──────── ARTICLE ────────

# Waterpolo



## charlesa (Jul 11, 2012)

Hi to all

Will start shooting swimming events, mainly trials and waterpolo, any tips on where best to stand pool side? Have 70-200 and 400 mm f/2.8, should cover the range required nicely.


----------



## rwmson (Jul 11, 2012)

I think the best shots would come from the swimmer's side or with the swimmer approaching the camera at an angle.


----------



## candyman (Jul 11, 2012)

Is it indoor or outdoor?
If indoor, then it also depends from where light is coming from (windows, artificial)


But yes, a few angles are interesting. Are you allowed to move?


----------



## charlesa (Jul 11, 2012)

Outdoor, and I am allowed to move.


----------



## candyman (Jul 11, 2012)

If you takes photos in favor of a team:


- take your position next to the goal (or in the far corner of that goal) that is, the goal your team is attacking - use a wide angle for cornershots
- go into a low position (get down on your knees)
- take your position at the long side of the swimmingpool (if, sunlight in your back)
- look for a high position to give a totally different angle (above shot)


O, and pay attention on the reflection of sunlight in the water. If the shoot is in the evening, make sure you are in time to meter the artificial light (and what it does with relfection)


----------



## dawgfanjeff (Jul 11, 2012)

I have shot a bunch of it as my wife plays. Standard action stuff applies. Fast shutter, light might be sketchy. I would suggest a CP to block the glare off the water, it will even out your metering and will make the water contrast better with the players. Of course, that will cost you some light, stupid tradeoffs! Your 400mm will be fine. You'll also have alot of opportunity to catch bench action (coaches, refs and players) as they are all right on the pool deck in front of you. 
If you haven't watched much water polo, its a mixture of basketball and soccer (football), except that much of the action is taking place under the water, and only the hardcore fans and players will be able to follow much of that action. All of the whistles are a total mystery. Same rules apply for following and capturing action. Most of the best stuff will be around the holeset (the center), right in front of the net. 

Here's one from the archives, waaaay back in 2005.

Camera	Canon EOS Digital Rebel XT
Exposure	0.003 sec (1/320)
Aperture	f/5.6
Focal Length	300 mm
ISO Speed	400
Exposure Bias	0/2 EV



8-27-05 047 by dawgfanjeff, on Flickr


----------



## wtlloyd (Jul 11, 2012)

I shot my sons High school W.P. games for 4 years. No better lens than the 100-400, you'll find that switching lens is not practical the ball moves from goal to goal too quickly. I used a monopod.

Best position for action is behind the opposite teams goal, that way you get the faces you care about driving toward you....the back of players heads with no ball in sight (dribbling) is about as compelling as photos of birds flying away from you (ya, I got a million of those).

CP for the daylight glare and pretty fast shutter, as already mentioned. You want to freeze the water movement. Water will be your worst enemy, darn stuff is everywhere and 9 times out of 10 it will ruin your best action shots.


----------



## dawgfanjeff (Jul 11, 2012)

wtlloyd said:


> "the back of players heads with no ball in sight (dribbling) is about as compelling as photos of birds flying away from you (ya, I got a million of those)."



That might be the truest two things I'll read all day! I might have the worlds greatest collection of perfectly exposed and focused pictures of seabirds that even I never look at.


----------



## charlesa (Jul 12, 2012)

Thanks for all the advice.


----------

────────

TASK INSTRUCTIONS:
A - According to the water polo thread, what camera took the archive photo from 2005?
B - For each statement, say whether it agrees with the water polo thread, quoting the words that decide it. (i) The original poster's shoot takes place outdoors. (ii) The poster who photographed high school games used a tripod. (iii) One reply says most of the best action happens near the holeset in front of the net.
The rows that come next are separate material from the water polo thread.

──────── INFORMATION SUPPLIED ────────

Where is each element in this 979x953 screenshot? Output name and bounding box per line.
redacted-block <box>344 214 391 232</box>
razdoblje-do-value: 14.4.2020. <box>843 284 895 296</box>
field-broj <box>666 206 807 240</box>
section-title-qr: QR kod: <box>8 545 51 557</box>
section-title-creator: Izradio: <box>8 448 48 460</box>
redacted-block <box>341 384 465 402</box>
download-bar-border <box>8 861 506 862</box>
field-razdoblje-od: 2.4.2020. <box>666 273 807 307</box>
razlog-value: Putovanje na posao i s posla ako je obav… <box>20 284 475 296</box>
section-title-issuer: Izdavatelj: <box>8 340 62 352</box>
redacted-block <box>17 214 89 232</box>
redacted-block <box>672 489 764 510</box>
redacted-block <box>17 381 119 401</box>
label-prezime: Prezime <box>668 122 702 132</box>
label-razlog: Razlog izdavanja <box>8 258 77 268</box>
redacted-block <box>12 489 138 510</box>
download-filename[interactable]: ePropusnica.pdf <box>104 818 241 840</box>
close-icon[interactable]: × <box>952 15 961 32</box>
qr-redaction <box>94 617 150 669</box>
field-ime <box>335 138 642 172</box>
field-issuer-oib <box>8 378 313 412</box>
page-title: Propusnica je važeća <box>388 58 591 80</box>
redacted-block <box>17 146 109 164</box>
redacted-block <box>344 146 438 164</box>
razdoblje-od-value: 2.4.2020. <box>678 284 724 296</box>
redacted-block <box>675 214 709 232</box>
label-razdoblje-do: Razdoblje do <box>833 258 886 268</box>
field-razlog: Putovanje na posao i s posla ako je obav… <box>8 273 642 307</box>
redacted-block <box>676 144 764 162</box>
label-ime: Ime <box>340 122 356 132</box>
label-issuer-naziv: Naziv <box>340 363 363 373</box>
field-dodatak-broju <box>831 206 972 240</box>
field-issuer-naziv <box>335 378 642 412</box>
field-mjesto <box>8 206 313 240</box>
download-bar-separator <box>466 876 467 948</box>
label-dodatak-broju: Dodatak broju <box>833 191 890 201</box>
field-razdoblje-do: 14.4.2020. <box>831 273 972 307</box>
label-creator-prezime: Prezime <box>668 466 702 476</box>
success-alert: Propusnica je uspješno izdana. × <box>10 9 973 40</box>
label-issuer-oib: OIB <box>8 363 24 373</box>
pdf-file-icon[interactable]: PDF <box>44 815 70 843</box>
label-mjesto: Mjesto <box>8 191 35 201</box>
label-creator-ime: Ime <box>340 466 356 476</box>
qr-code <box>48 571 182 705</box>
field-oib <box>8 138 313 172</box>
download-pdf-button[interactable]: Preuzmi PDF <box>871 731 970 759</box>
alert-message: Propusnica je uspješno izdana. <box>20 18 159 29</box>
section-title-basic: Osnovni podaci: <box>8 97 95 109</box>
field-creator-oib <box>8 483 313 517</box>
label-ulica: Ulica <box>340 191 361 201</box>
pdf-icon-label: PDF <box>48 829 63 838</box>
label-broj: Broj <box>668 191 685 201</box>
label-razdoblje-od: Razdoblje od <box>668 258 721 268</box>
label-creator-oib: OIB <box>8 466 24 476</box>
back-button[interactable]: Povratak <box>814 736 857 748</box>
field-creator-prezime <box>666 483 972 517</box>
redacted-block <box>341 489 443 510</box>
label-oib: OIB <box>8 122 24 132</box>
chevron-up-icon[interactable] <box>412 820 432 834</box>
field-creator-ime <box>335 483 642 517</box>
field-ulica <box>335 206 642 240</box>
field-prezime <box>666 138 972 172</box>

────────

OUTPUTS IN ORDER:
A - A Canon EOS Digital Rebel XT.

B -
(i) Yes: "Outdoor, and I am allowed to move."
(ii) No: "I used a monopod."
(iii) Yes: "Most of the best stuff will be around the holeset (the center), right in front of the net."